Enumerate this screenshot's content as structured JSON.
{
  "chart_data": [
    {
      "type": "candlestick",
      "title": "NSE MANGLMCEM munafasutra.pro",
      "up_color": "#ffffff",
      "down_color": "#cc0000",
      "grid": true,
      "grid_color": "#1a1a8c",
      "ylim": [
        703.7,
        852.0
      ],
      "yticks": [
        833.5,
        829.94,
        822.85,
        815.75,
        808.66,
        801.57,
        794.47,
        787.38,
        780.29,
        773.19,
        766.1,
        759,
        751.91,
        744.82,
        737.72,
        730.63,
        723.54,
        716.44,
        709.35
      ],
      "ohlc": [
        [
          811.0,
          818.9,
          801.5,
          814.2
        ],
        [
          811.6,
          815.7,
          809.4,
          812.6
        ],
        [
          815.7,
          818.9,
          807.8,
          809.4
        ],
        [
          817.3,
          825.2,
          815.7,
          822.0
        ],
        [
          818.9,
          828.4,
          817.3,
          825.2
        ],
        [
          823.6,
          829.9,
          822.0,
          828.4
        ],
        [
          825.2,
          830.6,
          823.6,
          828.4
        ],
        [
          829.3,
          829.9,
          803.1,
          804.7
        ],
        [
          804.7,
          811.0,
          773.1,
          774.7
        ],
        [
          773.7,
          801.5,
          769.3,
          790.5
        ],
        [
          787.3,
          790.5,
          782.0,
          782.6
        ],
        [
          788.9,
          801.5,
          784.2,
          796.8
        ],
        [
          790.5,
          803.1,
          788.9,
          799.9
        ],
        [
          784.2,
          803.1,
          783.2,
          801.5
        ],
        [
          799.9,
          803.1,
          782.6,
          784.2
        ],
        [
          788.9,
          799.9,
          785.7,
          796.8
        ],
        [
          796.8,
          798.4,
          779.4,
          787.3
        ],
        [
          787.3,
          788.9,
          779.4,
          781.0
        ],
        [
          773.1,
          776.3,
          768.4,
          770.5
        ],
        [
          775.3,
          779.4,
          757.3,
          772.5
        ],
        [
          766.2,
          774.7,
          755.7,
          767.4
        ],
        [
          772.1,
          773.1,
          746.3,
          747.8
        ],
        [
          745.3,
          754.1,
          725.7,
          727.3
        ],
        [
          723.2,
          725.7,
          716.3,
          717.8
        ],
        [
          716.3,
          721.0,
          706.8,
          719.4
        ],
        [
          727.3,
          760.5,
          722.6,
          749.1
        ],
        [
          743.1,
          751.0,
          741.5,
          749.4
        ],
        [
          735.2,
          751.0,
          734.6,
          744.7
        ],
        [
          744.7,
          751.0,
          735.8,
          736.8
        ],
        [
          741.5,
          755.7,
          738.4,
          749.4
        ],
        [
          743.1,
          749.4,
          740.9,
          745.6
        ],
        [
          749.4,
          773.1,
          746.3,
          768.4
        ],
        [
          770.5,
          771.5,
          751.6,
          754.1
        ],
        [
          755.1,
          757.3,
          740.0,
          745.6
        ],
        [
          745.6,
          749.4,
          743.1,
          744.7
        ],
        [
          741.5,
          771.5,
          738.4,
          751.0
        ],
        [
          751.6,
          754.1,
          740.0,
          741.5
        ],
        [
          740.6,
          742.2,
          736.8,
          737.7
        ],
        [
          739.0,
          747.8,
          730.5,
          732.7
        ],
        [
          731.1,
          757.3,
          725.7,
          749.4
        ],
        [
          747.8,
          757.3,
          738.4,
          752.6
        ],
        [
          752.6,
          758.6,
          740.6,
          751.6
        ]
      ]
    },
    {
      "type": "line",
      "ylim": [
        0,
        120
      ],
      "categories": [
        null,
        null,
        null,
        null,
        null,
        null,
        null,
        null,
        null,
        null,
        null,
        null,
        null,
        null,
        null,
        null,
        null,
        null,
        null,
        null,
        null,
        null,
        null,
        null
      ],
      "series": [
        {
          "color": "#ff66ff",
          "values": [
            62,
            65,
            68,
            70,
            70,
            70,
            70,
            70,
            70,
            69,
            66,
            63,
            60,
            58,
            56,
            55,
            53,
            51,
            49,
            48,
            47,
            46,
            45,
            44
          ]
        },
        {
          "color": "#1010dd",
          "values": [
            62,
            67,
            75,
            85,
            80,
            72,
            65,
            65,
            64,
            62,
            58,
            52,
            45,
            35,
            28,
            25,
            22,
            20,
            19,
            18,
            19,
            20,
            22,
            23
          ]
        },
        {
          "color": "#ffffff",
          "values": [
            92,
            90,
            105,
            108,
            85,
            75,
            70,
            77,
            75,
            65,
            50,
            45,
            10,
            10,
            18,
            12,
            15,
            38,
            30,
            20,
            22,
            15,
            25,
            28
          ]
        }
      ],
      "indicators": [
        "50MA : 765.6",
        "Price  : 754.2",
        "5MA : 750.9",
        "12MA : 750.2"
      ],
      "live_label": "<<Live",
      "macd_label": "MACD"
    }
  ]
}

### [Task description]
Give back the whole listing, word for word.

### [Response below]
Enumerate this screenshot's content as structured JSON.
{
  "chart_data": [
    {
      "type": "candlestick",
      "title": "NSE MANGLMCEM munafasutra.pro",
      "up_color": "#ffffff",
      "down_color": "#cc0000",
      "grid": true,
      "grid_color": "#1a1a8c",
      "ylim": [
        703.7,
        852.0
      ],
      "yticks": [
        833.5,
        829.94,
        822.85,
        815.75,
        808.66,
        801.57,
        794.47,
        787.38,
        780.29,
        773.19,
        766.1,
        759,
        751.91,
        744.82,
        737.72,
        730.63,
        723.54,
        716.44,
        709.35
      ],
      "ohlc": [
        [
          811.0,
          818.9,
          801.5,
          814.2
        ],
        [
          811.6,
          815.7,
          809.4,
          812.6
        ],
        [
          815.7,
          818.9,
          807.8,
          809.4
        ],
        [
          817.3,
          825.2,
          815.7,
          822.0
        ],
        [
          818.9,
          828.4,
          817.3,
          825.2
        ],
        [
          823.6,
          829.9,
          822.0,
          828.4
        ],
        [
          825.2,
          830.6,
          823.6,
          828.4
        ],
        [
          829.3,
          829.9,
          803.1,
          804.7
        ],
        [
          804.7,
          811.0,
          773.1,
          774.7
        ],
        [
          773.7,
          801.5,
          769.3,
          790.5
        ],
        [
          787.3,
          790.5,
          782.0,
          782.6
        ],
        [
          788.9,
          801.5,
          784.2,
          796.8
        ],
        [
          790.5,
          803.1,
          788.9,
          799.9
        ],
        [
          784.2,
          803.1,
          783.2,
          801.5
        ],
        [
          799.9,
          803.1,
          782.6,
          784.2
        ],
        [
          788.9,
          799.9,
          785.7,
          796.8
        ],
        [
          796.8,
          798.4,
          779.4,
          787.3
        ],
        [
          787.3,
          788.9,
          779.4,
          781.0
        ],
        [
          773.1,
          776.3,
          768.4,
          770.5
        ],
        [
          775.3,
          779.4,
          757.3,
          772.5
        ],
        [
          766.2,
          774.7,
          755.7,
          767.4
        ],
        [
          772.1,
          773.1,
          746.3,
          747.8
        ],
        [
          745.3,
          754.1,
          725.7,
          727.3
        ],
        [
          723.2,
          725.7,
          716.3,
          717.8
        ],
        [
          716.3,
          721.0,
          706.8,
          719.4
        ],
        [
          727.3,
          760.5,
          722.6,
          749.1
        ],
        [
          743.1,
          751.0,
          741.5,
          749.4
        ],
        [
          735.2,
          751.0,
          734.6,
          744.7
        ],
        [
          744.7,
          751.0,
          735.8,
          736.8
        ],
        [
          741.5,
          755.7,
          738.4,
          749.4
        ],
        [
          743.1,
          749.4,
          740.9,
          745.6
        ],
        [
          749.4,
          773.1,
          746.3,
          768.4
        ],
        [
          770.5,
          771.5,
          751.6,
          754.1
        ],
        [
          755.1,
          757.3,
          740.0,
          745.6
        ],
        [
          745.6,
          749.4,
          743.1,
          744.7
        ],
        [
          741.5,
          771.5,
          738.4,
          751.0
        ],
        [
          751.6,
          754.1,
          740.0,
          741.5
        ],
        [
          740.6,
          742.2,
          736.8,
          737.7
        ],
        [
          739.0,
          747.8,
          730.5,
          732.7
        ],
        [
          731.1,
          757.3,
          725.7,
          749.4
        ],
        [
          747.8,
          757.3,
          738.4,
          752.6
        ],
        [
          752.6,
          758.6,
          740.6,
          751.6
        ]
      ]
    },
    {
      "type": "line",
      "ylim": [
        0,
        120
      ],
      "categories": [
        null,
        null,
        null,
        null,
        null,
        null,
        null,
        null,
        null,
        null,
        null,
        null,
        null,
        null,
        null,
        null,
        null,
        null,
        null,
        null,
        null,
        null,
        null,
        null
      ],
      "series": [
        {
          "color": "#ff66ff",
          "values": [
            62,
            65,
            68,
            70,
            70,
            70,
            70,
            70,
            70,
            69,
            66,
            63,
            60,
            58,
            56,
            55,
            53,
            51,
            49,
            48,
            47,
            46,
            45,
            44
          ]
        },
        {
          "color": "#1010dd",
          "values": [
            62,
            67,
            75,
            85,
            80,
            72,
            65,
            65,
            64,
            62,
            58,
            52,
            45,
            35,
            28,
            25,
            22,
            20,
            19,
            18,
            19,
            20,
            22,
            23
          ]
        },
        {
          "color": "#ffffff",
          "values": [
            92,
            90,
            105,
            108,
            85,
            75,
            70,
            77,
            75,
            65,
            50,
            45,
            10,
            10,
            18,
            12,
            15,
            38,
            30,
            20,
            22,
            15,
            25,
            28
          ]
        }
      ],
      "indicators": [
        "50MA : 765.6",
        "Price  : 754.2",
        "5MA : 750.9",
        "12MA : 750.2"
      ],
      "live_label": "<<Live",
      "macd_label": "MACD"
    }
  ]
}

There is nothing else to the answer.